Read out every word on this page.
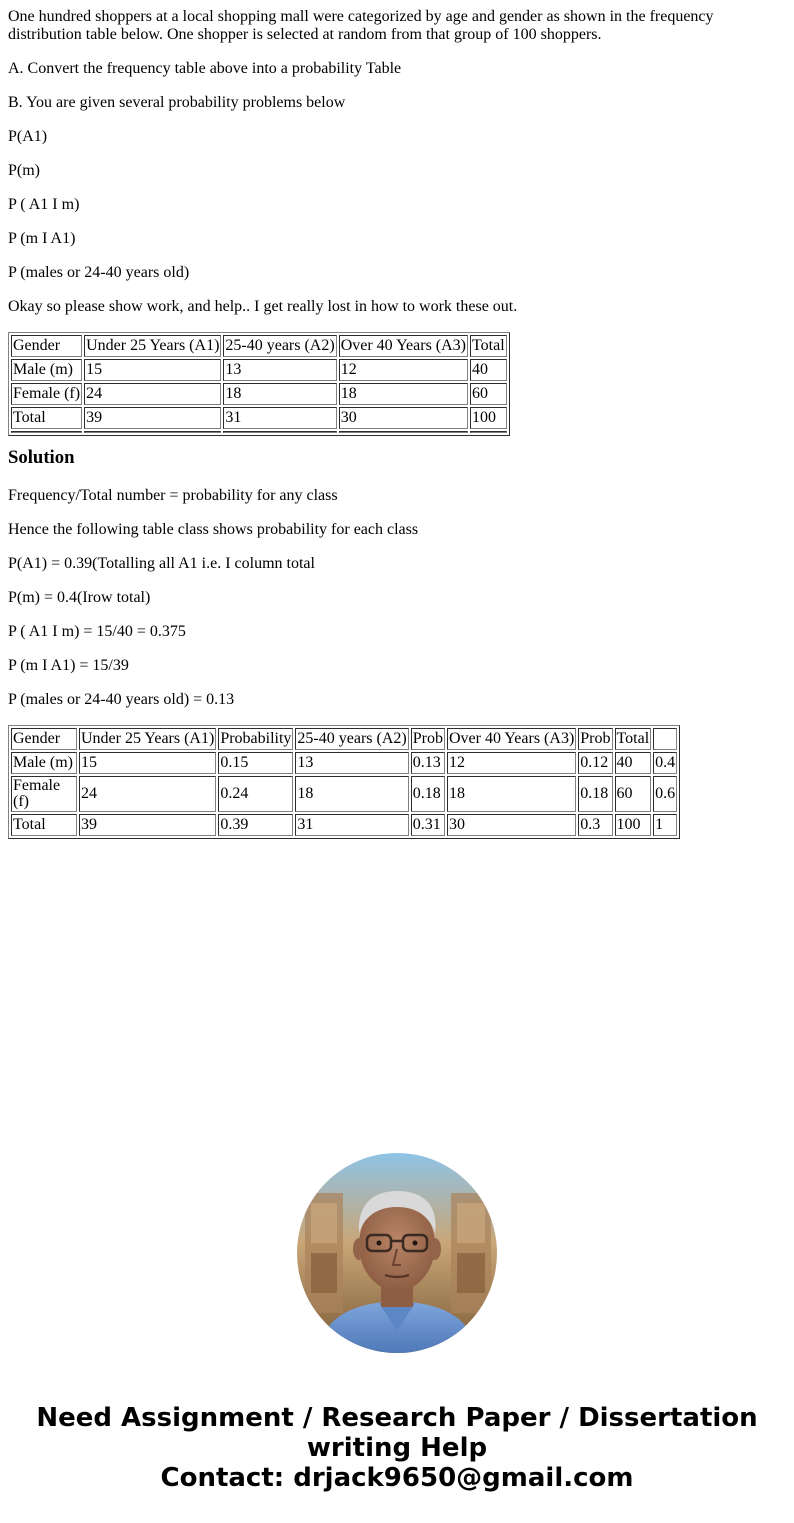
One hundred shoppers at a local shopping mall were categorized by age and gender as shown in the frequency distribution table below. One shopper is selected at random from that group of 100 shoppers.

A. Convert the frequency table above into a probability Table

B. You are given several probability problems below

P(A1)

P(m)

P ( A1 I m)

P (m I A1)

P (males or 24-40 years old)

Okay so please show work, and help.. I get really lost in how to work these out.

Gender	Under 25 Years (A1)	25-40 years (A2)	Over 40 Years (A3)	Total
Male (m)	15	13	12	40
Female (f)	24	18	18	60
Total	39	31	30	100

Solution

Frequency/Total number = probability for any class

Hence the following table class shows probability for each class

P(A1) = 0.39(Totalling all A1 i.e. I column total

P(m) = 0.4(Irow total)

P ( A1 I m) = 15/40 = 0.375

P (m I A1) = 15/39

P (males or 24-40 years old) = 0.13

Gender	Under 25 Years (A1)	Probability	25-40 years (A2)	Prob	Over 40 Years (A3)	Prob	Total	
Male (m)	15	0.15	13	0.13	12	0.12	40	0.4
Female (f)	24	0.24	18	0.18	18	0.18	60	0.6
Total	39	0.39	31	0.31	30	0.3	100	1
Need Assignment / Research Paper / Dissertation
writing Help
Contact: drjack9650@gmail.com
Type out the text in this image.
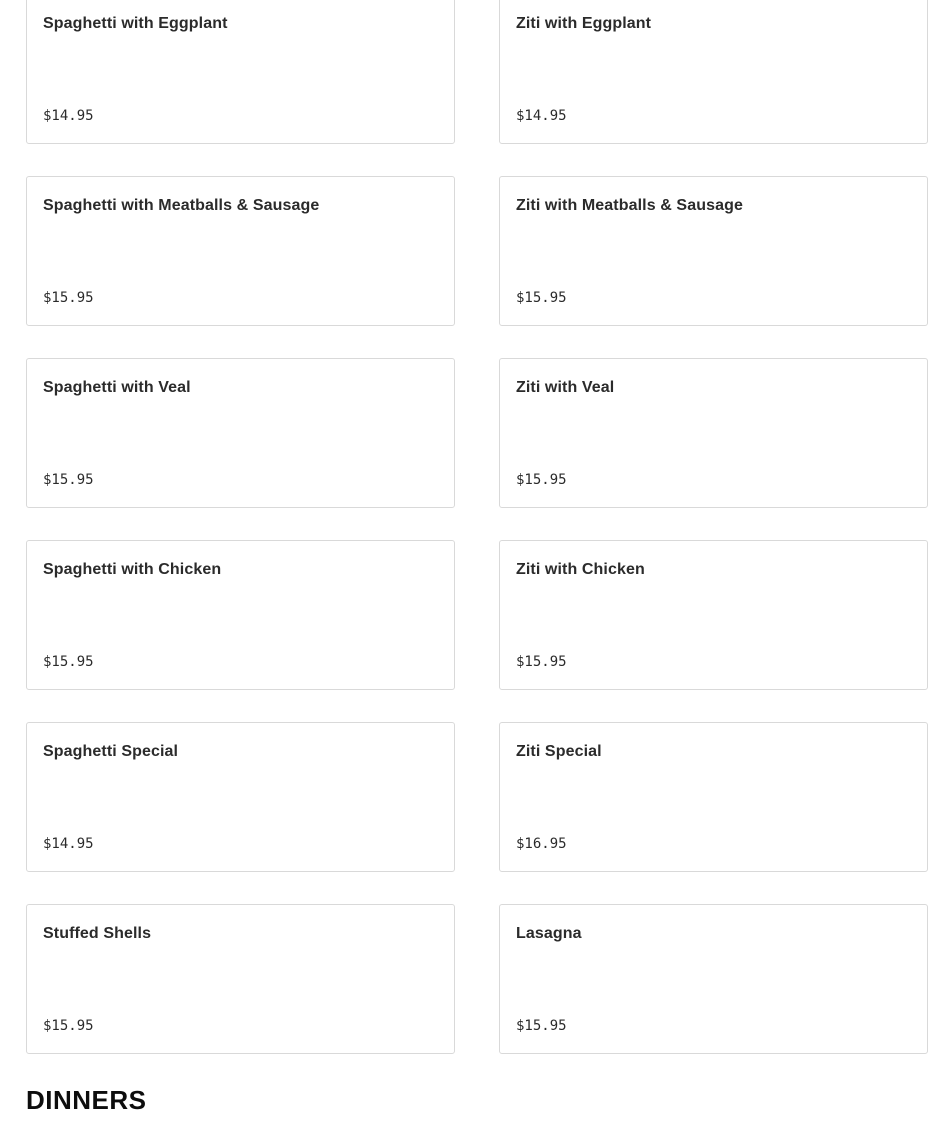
Spaghetti with Eggplant
$14.95
Ziti with Eggplant
$14.95
Spaghetti with Meatballs & Sausage
$15.95
Ziti with Meatballs & Sausage
$15.95
Spaghetti with Veal
$15.95
Ziti with Veal
$15.95
Spaghetti with Chicken
$15.95
Ziti with Chicken
$15.95
Spaghetti Special
$14.95
Ziti Special
$16.95
Stuffed Shells
$15.95
Lasagna
$15.95
DINNERS
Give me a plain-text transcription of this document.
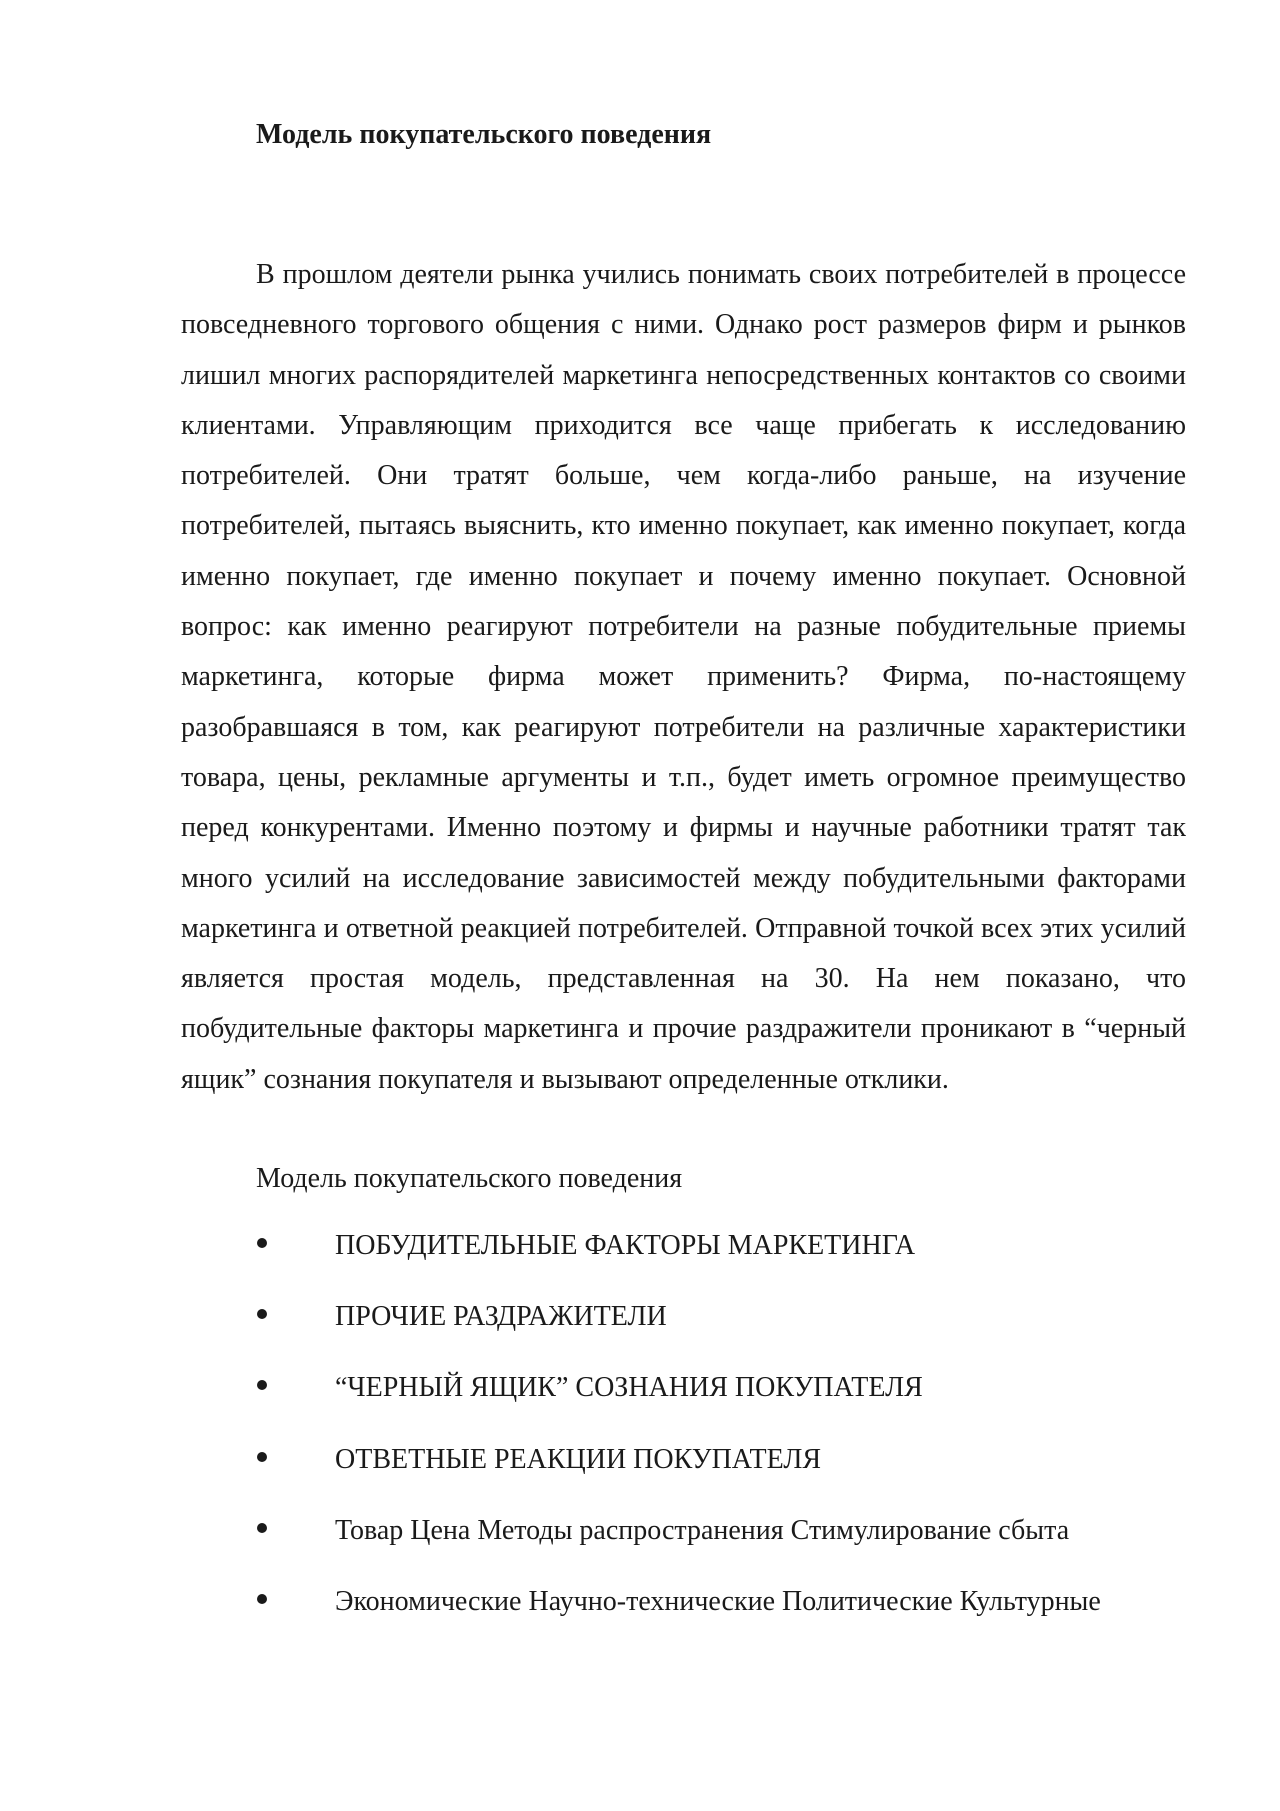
Модель покупательского поведения

В прошлом деятели рынка учились понимать своих потребителей в процессе повседневного торгового общения с ними. Однако рост размеров фирм и рынков лишил многих распорядителей маркетинга непосредственных контактов со своими клиентами. Управляющим приходится все чаще прибегать к исследованию потребителей. Они тратят больше, чем когда-либо раньше, на изучение потребителей, пытаясь выяснить, кто именно покупает, как именно покупает, когда именно покупает, где именно покупает и почему именно покупает. Основной вопрос: как именно реагируют потребители на разные побудительные приемы маркетинга, которые фирма может применить? Фирма, по-настоящему разобравшаяся в том, как реагируют потребители на различные характеристики товара, цены, рекламные аргументы и т.п., будет иметь огромное преимущество перед конкурентами. Именно поэтому и фирмы и научные работники тратят так много усилий на исследование зависимостей между побудительными факторами маркетинга и ответной реакцией потребителей. Отправной точкой всех этих усилий является простая модель, представленная на 30. На нем показано, что побудительные факторы маркетинга и прочие раздражители проникают в “черный ящик” сознания покупателя и вызывают определенные отклики.

Модель покупательского поведения

ПОБУДИТЕЛЬНЫЕ ФАКТОРЫ МАРКЕТИНГА
ПРОЧИЕ РАЗДРАЖИТЕЛИ
“ЧЕРНЫЙ ЯЩИК” СОЗНАНИЯ ПОКУПАТЕЛЯ
ОТВЕТНЫЕ РЕАКЦИИ ПОКУПАТЕЛЯ
Товар Цена Методы распространения Стимулирование сбыта
Экономические Научно-технические Политические Культурные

### Task instructions:
Without the pictures, return all the records precisely as they stand.

### Response to the exercise:
Read out every word on this page.
One hundred shoppers at a local shopping mall were categorized by age and gender as shown in the frequency distribution table below. One shopper is selected at random from that group of 100 shoppers.

A. Convert the frequency table above into a probability Table

B. You are given several probability problems below

P(A1)

P(m)

P ( A1 I m)

P (m I A1)

P (males or 24-40 years old)

Okay so please show work, and help.. I get really lost in how to work these out.

Gender	Under 25 Years (A1)	25-40 years (A2)	Over 40 Years (A3)	Total
Male (m)	15	13	12	40
Female (f)	24	18	18	60
Total	39	31	30	100

Solution

Frequency/Total number = probability for any class

Hence the following table class shows probability for each class

P(A1) = 0.39(Totalling all A1 i.e. I column total

P(m) = 0.4(Irow total)

P ( A1 I m) = 15/40 = 0.375

P (m I A1) = 15/39

P (males or 24-40 years old) = 0.13

Gender	Under 25 Years (A1)	Probability	25-40 years (A2)	Prob	Over 40 Years (A3)	Prob	Total	
Male (m)	15	0.15	13	0.13	12	0.12	40	0.4
Female (f)	24	0.24	18	0.18	18	0.18	60	0.6
Total	39	0.39	31	0.31	30	0.3	100	1
Need Assignment / Research Paper / Dissertation
writing Help
Contact: drjack9650@gmail.com
Type out the text in this image.
Spaghetti with Eggplant
$14.95
Ziti with Eggplant
$14.95
Spaghetti with Meatballs & Sausage
$15.95
Ziti with Meatballs & Sausage
$15.95
Spaghetti with Veal
$15.95
Ziti with Veal
$15.95
Spaghetti with Chicken
$15.95
Ziti with Chicken
$15.95
Spaghetti Special
$14.95
Ziti Special
$16.95
Stuffed Shells
$15.95
Lasagna
$15.95
DINNERS
Give me a plain-text transcription of this document.
Модель покупательского поведения

В прошлом деятели рынка учились понимать своих потребителей в процессе повседневного торгового общения с ними. Однако рост размеров фирм и рынков лишил многих распорядителей маркетинга непосредственных контактов со своими клиентами. Управляющим приходится все чаще прибегать к исследованию потребителей. Они тратят больше, чем когда-либо раньше, на изучение потребителей, пытаясь выяснить, кто именно покупает, как именно покупает, когда именно покупает, где именно покупает и почему именно покупает. Основной вопрос: как именно реагируют потребители на разные побудительные приемы маркетинга, которые фирма может применить? Фирма, по-настоящему разобравшаяся в том, как реагируют потребители на различные характеристики товара, цены, рекламные аргументы и т.п., будет иметь огромное преимущество перед конкурентами. Именно поэтому и фирмы и научные работники тратят так много усилий на исследование зависимостей между побудительными факторами маркетинга и ответной реакцией потребителей. Отправной точкой всех этих усилий является простая модель, представленная на 30. На нем показано, что побудительные факторы маркетинга и прочие раздражители проникают в “черный ящик” сознания покупателя и вызывают определенные отклики.

Модель покупательского поведения

ПОБУДИТЕЛЬНЫЕ ФАКТОРЫ МАРКЕТИНГА
ПРОЧИЕ РАЗДРАЖИТЕЛИ
“ЧЕРНЫЙ ЯЩИК” СОЗНАНИЯ ПОКУПАТЕЛЯ
ОТВЕТНЫЕ РЕАКЦИИ ПОКУПАТЕЛЯ
Товар Цена Методы распространения Стимулирование сбыта
Экономические Научно-технические Политические Культурные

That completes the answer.